# start of Provided records

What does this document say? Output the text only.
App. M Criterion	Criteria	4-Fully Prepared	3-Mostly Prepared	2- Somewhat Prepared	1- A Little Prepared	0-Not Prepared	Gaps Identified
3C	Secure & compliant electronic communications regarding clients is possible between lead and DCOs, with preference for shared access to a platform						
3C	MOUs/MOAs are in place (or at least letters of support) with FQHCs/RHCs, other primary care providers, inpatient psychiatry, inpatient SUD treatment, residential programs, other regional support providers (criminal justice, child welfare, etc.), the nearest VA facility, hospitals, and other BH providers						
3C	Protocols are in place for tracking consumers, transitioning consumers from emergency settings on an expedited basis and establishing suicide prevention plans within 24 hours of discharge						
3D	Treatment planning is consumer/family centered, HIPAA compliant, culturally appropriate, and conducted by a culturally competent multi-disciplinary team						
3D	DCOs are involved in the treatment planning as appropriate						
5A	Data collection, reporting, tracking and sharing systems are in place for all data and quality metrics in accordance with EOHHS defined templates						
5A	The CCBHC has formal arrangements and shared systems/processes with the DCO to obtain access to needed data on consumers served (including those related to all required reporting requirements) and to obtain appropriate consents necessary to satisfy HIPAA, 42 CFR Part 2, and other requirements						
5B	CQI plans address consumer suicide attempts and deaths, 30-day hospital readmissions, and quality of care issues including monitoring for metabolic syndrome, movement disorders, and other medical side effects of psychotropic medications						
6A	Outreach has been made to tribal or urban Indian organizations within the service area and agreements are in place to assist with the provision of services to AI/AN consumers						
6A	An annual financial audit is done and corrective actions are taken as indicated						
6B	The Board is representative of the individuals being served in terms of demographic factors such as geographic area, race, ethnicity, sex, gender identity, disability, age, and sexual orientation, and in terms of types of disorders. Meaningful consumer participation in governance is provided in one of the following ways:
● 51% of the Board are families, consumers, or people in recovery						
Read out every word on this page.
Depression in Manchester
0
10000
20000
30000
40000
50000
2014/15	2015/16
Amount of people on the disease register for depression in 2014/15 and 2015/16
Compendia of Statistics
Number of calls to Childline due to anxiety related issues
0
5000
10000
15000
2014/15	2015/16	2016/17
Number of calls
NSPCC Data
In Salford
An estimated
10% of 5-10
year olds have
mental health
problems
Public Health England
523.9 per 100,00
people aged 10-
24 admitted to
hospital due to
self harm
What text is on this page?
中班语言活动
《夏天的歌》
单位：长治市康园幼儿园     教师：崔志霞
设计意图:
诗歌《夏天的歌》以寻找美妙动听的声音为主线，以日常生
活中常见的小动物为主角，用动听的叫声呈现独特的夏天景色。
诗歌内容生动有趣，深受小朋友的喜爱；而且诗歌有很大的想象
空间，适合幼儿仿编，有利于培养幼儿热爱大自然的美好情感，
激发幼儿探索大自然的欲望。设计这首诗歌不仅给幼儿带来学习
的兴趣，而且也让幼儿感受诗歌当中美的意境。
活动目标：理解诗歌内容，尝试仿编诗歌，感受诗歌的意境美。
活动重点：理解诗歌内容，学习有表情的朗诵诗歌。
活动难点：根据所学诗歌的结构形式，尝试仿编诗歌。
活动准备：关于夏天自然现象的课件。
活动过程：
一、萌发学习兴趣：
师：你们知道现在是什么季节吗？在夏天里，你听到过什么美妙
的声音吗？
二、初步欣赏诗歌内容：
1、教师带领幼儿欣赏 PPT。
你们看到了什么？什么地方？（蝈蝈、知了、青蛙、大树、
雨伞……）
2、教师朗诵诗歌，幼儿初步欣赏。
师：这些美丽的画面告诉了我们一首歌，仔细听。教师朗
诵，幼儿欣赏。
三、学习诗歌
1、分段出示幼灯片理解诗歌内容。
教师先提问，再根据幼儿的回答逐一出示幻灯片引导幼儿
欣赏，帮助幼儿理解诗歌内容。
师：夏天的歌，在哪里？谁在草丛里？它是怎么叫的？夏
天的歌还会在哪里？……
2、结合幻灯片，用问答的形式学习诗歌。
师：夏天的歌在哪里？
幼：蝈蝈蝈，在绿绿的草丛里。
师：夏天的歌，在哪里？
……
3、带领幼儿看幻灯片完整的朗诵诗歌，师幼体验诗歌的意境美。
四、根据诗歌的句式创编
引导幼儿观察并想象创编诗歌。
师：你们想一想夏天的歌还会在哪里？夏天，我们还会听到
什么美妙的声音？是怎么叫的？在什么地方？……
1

# end of Provided records

◆ Given problem: Extract each line of the material exactly as it stands.

◆ Complete answer:
What does this document say? Output the text only.
App. M Criterion	Criteria	4-Fully Prepared	3-Mostly Prepared	2- Somewhat Prepared	1- A Little Prepared	0-Not Prepared	Gaps Identified
3C	Secure & compliant electronic communications regarding clients is possible between lead and DCOs, with preference for shared access to a platform						
3C	MOUs/MOAs are in place (or at least letters of support) with FQHCs/RHCs, other primary care providers, inpatient psychiatry, inpatient SUD treatment, residential programs, other regional support providers (criminal justice, child welfare, etc.), the nearest VA facility, hospitals, and other BH providers						
3C	Protocols are in place for tracking consumers, transitioning consumers from emergency settings on an expedited basis and establishing suicide prevention plans within 24 hours of discharge						
3D	Treatment planning is consumer/family centered, HIPAA compliant, culturally appropriate, and conducted by a culturally competent multi-disciplinary team						
3D	DCOs are involved in the treatment planning as appropriate						
5A	Data collection, reporting, tracking and sharing systems are in place for all data and quality metrics in accordance with EOHHS defined templates						
5A	The CCBHC has formal arrangements and shared systems/processes with the DCO to obtain access to needed data on consumers served (including those related to all required reporting requirements) and to obtain appropriate consents necessary to satisfy HIPAA, 42 CFR Part 2, and other requirements						
5B	CQI plans address consumer suicide attempts and deaths, 30-day hospital readmissions, and quality of care issues including monitoring for metabolic syndrome, movement disorders, and other medical side effects of psychotropic medications						
6A	Outreach has been made to tribal or urban Indian organizations within the service area and agreements are in place to assist with the provision of services to AI/AN consumers						
6A	An annual financial audit is done and corrective actions are taken as indicated						
6B	The Board is representative of the individuals being served in terms of demographic factors such as geographic area, race, ethnicity, sex, gender identity, disability, age, and sexual orientation, and in terms of types of disorders. Meaningful consumer participation in governance is provided in one of the following ways:
● 51% of the Board are families, consumers, or people in recovery						
Read out every word on this page.
Depression in Manchester
0
10000
20000
30000
40000
50000
2014/15	2015/16
Amount of people on the disease register for depression in 2014/15 and 2015/16
Compendia of Statistics
Number of calls to Childline due to anxiety related issues
0
5000
10000
15000
2014/15	2015/16	2016/17
Number of calls
NSPCC Data
In Salford
An estimated
10% of 5-10
year olds have
mental health
problems
Public Health England
523.9 per 100,00
people aged 10-
24 admitted to
hospital due to
self harm
What text is on this page?
中班语言活动
《夏天的歌》
单位：长治市康园幼儿园     教师：崔志霞
设计意图:
诗歌《夏天的歌》以寻找美妙动听的声音为主线，以日常生
活中常见的小动物为主角，用动听的叫声呈现独特的夏天景色。
诗歌内容生动有趣，深受小朋友的喜爱；而且诗歌有很大的想象
空间，适合幼儿仿编，有利于培养幼儿热爱大自然的美好情感，
激发幼儿探索大自然的欲望。设计这首诗歌不仅给幼儿带来学习
的兴趣，而且也让幼儿感受诗歌当中美的意境。
活动目标：理解诗歌内容，尝试仿编诗歌，感受诗歌的意境美。
活动重点：理解诗歌内容，学习有表情的朗诵诗歌。
活动难点：根据所学诗歌的结构形式，尝试仿编诗歌。
活动准备：关于夏天自然现象的课件。
活动过程：
一、萌发学习兴趣：
师：你们知道现在是什么季节吗？在夏天里，你听到过什么美妙
的声音吗？
二、初步欣赏诗歌内容：
1、教师带领幼儿欣赏 PPT。
你们看到了什么？什么地方？（蝈蝈、知了、青蛙、大树、
雨伞……）
2、教师朗诵诗歌，幼儿初步欣赏。
师：这些美丽的画面告诉了我们一首歌，仔细听。教师朗
诵，幼儿欣赏。
三、学习诗歌
1、分段出示幼灯片理解诗歌内容。
教师先提问，再根据幼儿的回答逐一出示幻灯片引导幼儿
欣赏，帮助幼儿理解诗歌内容。
师：夏天的歌，在哪里？谁在草丛里？它是怎么叫的？夏
天的歌还会在哪里？……
2、结合幻灯片，用问答的形式学习诗歌。
师：夏天的歌在哪里？
幼：蝈蝈蝈，在绿绿的草丛里。
师：夏天的歌，在哪里？
……
3、带领幼儿看幻灯片完整的朗诵诗歌，师幼体验诗歌的意境美。
四、根据诗歌的句式创编
引导幼儿观察并想象创编诗歌。
师：你们想一想夏天的歌还会在哪里？夏天，我们还会听到
什么美妙的声音？是怎么叫的？在什么地方？……
1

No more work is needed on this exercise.